_EXERCISE_
Your task is to copy the listing exactly. Drop any pictures from the copy.

[Collected data]
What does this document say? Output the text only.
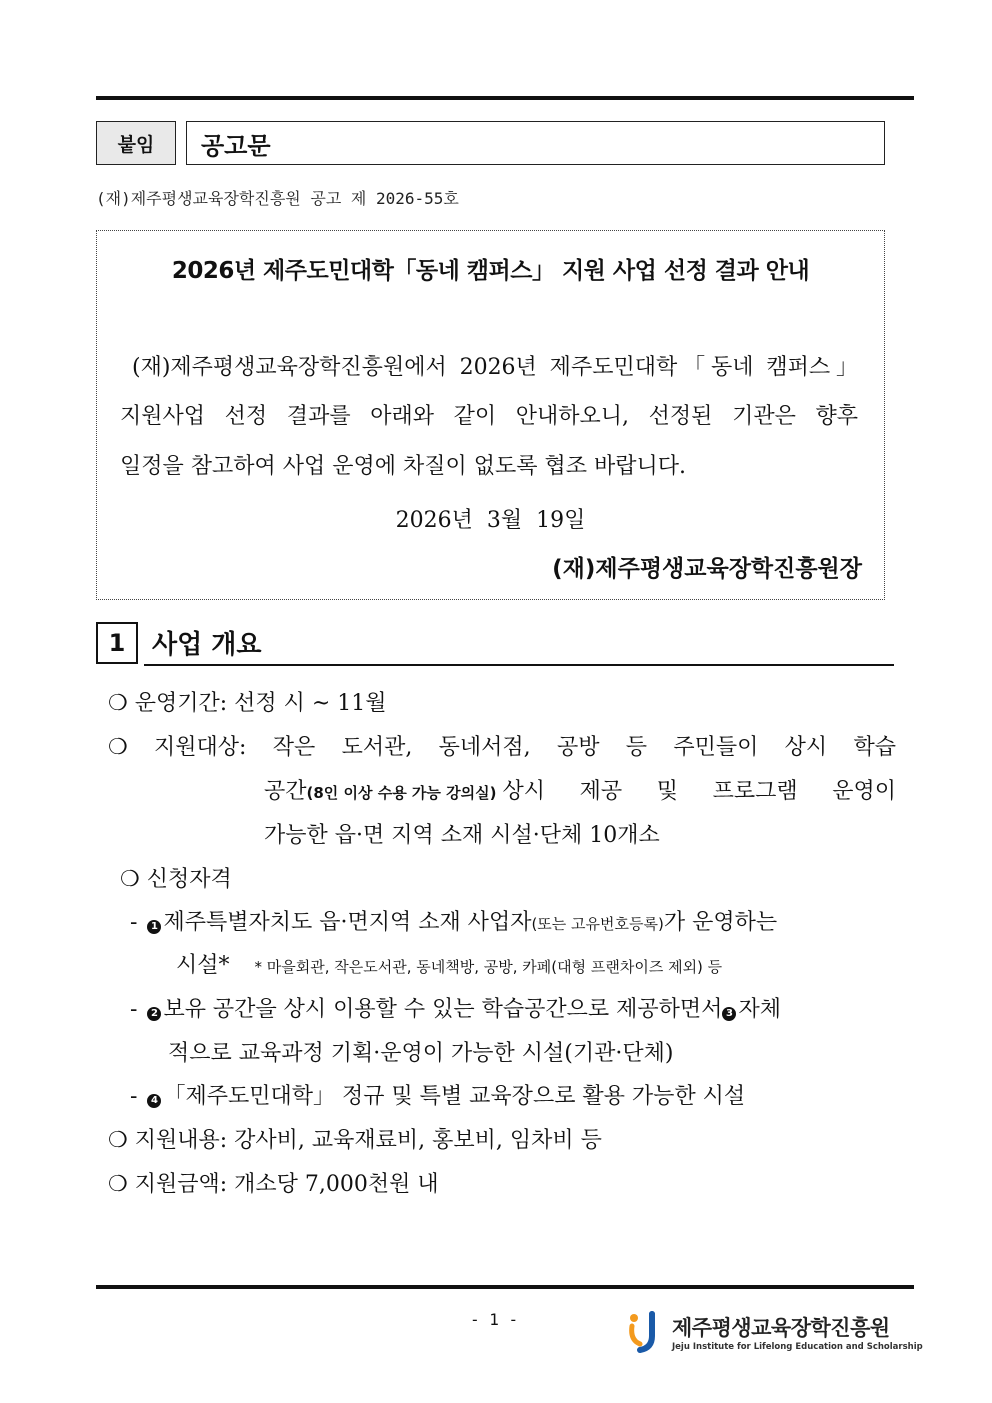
붙임	공고문
(재)제주평생교육장학진흥원 공고 제 2026-55호
2026년 제주도민대학「동네 캠퍼스」 지원 사업 선정 결과 안내
(재)제주평생교육장학진흥원에서 2026년 제주도민대학「동네 캠퍼스」
지원사업 선정 결과를 아래와 같이 안내하오니, 선정된 기관은 향후
일정을 참고하여 사업 운영에 차질이 없도록 협조 바랍니다.
2026년  3월  19일
(재)제주평생교육장학진흥원장
1	사업 개요
❍ 운영기간: 선정 시 ~ 11월
❍ 지원대상: 작은 도서관, 동네서점, 공방 등 주민들이 상시 학습
공간(8인 이상 수용 가능 강의실) 상시 제공 및 프로그램 운영이
가능한 읍·면 지역 소재 시설·단체 10개소
❍ 신청자격
-	1 제주특별자치도 읍·면지역 소재 사업자 (또는 고유번호등록) 가 운영하는
시설* * 마을회관, 작은도서관, 동네책방, 공방, 카페(대형 프랜차이즈 제외) 등
-	2 보유 공간을 상시 이용할 수 있는 학습공간으로 제공하면서 3 자체
적으로 교육과정 기획·운영이 가능한 시설(기관·단체)
-	4 「제주도민대학」 정규 및 특별 교육장으로 활용 가능한 시설
❍ 지원내용: 강사비, 교육재료비, 홍보비, 임차비 등
❍ 지원금액: 개소당 7,000천원 내
- 1 -	제주평생교육장학진흥원
Jeju Institute for Lifelong Education and Scholarship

_FINAL RESULT_
What does this document say? Output the text only.
붙임	공고문
(재)제주평생교육장학진흥원 공고 제 2026-55호
2026년 제주도민대학「동네 캠퍼스」 지원 사업 선정 결과 안내
(재)제주평생교육장학진흥원에서 2026년 제주도민대학「동네 캠퍼스」
지원사업 선정 결과를 아래와 같이 안내하오니, 선정된 기관은 향후
일정을 참고하여 사업 운영에 차질이 없도록 협조 바랍니다.
2026년  3월  19일
(재)제주평생교육장학진흥원장
1	사업 개요
❍ 운영기간: 선정 시 ~ 11월
❍ 지원대상: 작은 도서관, 동네서점, 공방 등 주민들이 상시 학습
공간(8인 이상 수용 가능 강의실) 상시 제공 및 프로그램 운영이
가능한 읍·면 지역 소재 시설·단체 10개소
❍ 신청자격
-	1 제주특별자치도 읍·면지역 소재 사업자 (또는 고유번호등록) 가 운영하는
시설* * 마을회관, 작은도서관, 동네책방, 공방, 카페(대형 프랜차이즈 제외) 등
-	2 보유 공간을 상시 이용할 수 있는 학습공간으로 제공하면서 3 자체
적으로 교육과정 기획·운영이 가능한 시설(기관·단체)
-	4 「제주도민대학」 정규 및 특별 교육장으로 활용 가능한 시설
❍ 지원내용: 강사비, 교육재료비, 홍보비, 임차비 등
❍ 지원금액: 개소당 7,000천원 내
- 1 -	제주평생교육장학진흥원
Jeju Institute for Lifelong Education and Scholarship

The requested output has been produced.